▶ [What is needed]:
Without the pictures, can you quote each line below exactly?

------

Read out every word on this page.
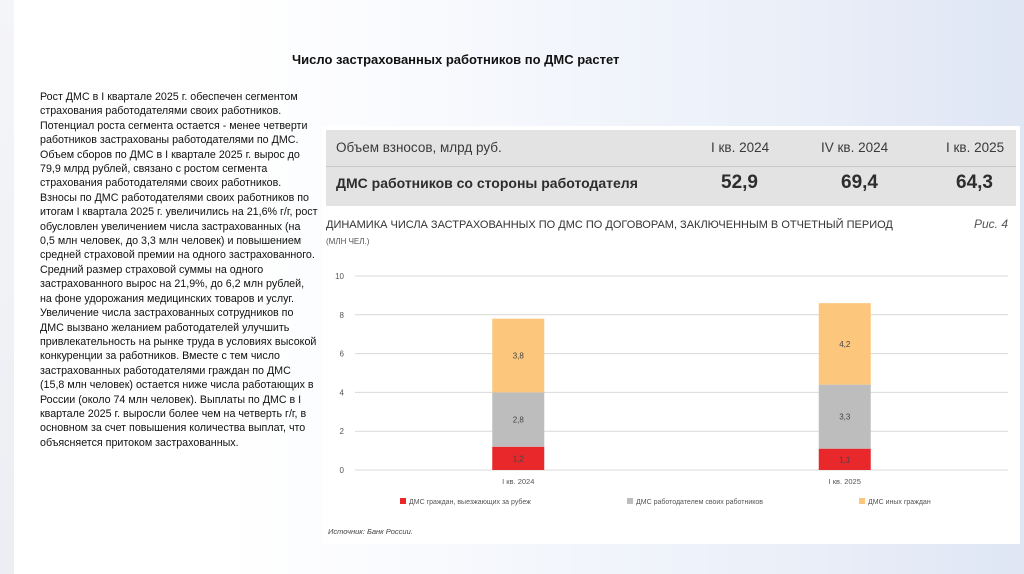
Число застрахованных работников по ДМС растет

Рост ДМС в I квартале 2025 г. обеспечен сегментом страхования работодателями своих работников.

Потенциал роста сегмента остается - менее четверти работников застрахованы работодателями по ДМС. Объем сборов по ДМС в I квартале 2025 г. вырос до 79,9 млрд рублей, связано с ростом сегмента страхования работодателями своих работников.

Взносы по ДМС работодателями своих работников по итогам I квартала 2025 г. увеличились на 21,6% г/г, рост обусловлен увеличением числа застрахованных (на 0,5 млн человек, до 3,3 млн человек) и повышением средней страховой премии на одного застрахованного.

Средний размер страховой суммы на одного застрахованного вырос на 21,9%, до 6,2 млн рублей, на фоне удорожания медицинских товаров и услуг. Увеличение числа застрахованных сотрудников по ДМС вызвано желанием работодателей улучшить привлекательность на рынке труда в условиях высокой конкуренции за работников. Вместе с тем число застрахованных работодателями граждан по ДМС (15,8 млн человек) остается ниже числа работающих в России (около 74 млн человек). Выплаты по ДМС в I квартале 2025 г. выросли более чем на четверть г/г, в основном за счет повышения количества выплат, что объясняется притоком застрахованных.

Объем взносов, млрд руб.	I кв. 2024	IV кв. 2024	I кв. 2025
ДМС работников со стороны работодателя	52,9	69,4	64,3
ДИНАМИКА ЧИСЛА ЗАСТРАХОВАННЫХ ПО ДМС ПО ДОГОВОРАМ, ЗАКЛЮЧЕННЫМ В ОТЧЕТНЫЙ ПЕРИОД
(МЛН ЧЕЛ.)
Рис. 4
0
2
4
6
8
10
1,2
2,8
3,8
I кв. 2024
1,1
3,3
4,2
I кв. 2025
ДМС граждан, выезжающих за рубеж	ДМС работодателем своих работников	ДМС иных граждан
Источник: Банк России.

------

▶ [Task result]:
Read out every word on this page.
Число застрахованных работников по ДМС растет

Рост ДМС в I квартале 2025 г. обеспечен сегментом страхования работодателями своих работников.

Потенциал роста сегмента остается - менее четверти работников застрахованы работодателями по ДМС. Объем сборов по ДМС в I квартале 2025 г. вырос до 79,9 млрд рублей, связано с ростом сегмента страхования работодателями своих работников.

Взносы по ДМС работодателями своих работников по итогам I квартала 2025 г. увеличились на 21,6% г/г, рост обусловлен увеличением числа застрахованных (на 0,5 млн человек, до 3,3 млн человек) и повышением средней страховой премии на одного застрахованного.

Средний размер страховой суммы на одного застрахованного вырос на 21,9%, до 6,2 млн рублей, на фоне удорожания медицинских товаров и услуг. Увеличение числа застрахованных сотрудников по ДМС вызвано желанием работодателей улучшить привлекательность на рынке труда в условиях высокой конкуренции за работников. Вместе с тем число застрахованных работодателями граждан по ДМС (15,8 млн человек) остается ниже числа работающих в России (около 74 млн человек). Выплаты по ДМС в I квартале 2025 г. выросли более чем на четверть г/г, в основном за счет повышения количества выплат, что объясняется притоком застрахованных.

Объем взносов, млрд руб.	I кв. 2024	IV кв. 2024	I кв. 2025
ДМС работников со стороны работодателя	52,9	69,4	64,3
ДИНАМИКА ЧИСЛА ЗАСТРАХОВАННЫХ ПО ДМС ПО ДОГОВОРАМ, ЗАКЛЮЧЕННЫМ В ОТЧЕТНЫЙ ПЕРИОД
(МЛН ЧЕЛ.)
Рис. 4
0
2
4
6
8
10
1,2
2,8
3,8
I кв. 2024
1,1
3,3
4,2
I кв. 2025
ДМС граждан, выезжающих за рубеж	ДМС работодателем своих работников	ДМС иных граждан
Источник: Банк России.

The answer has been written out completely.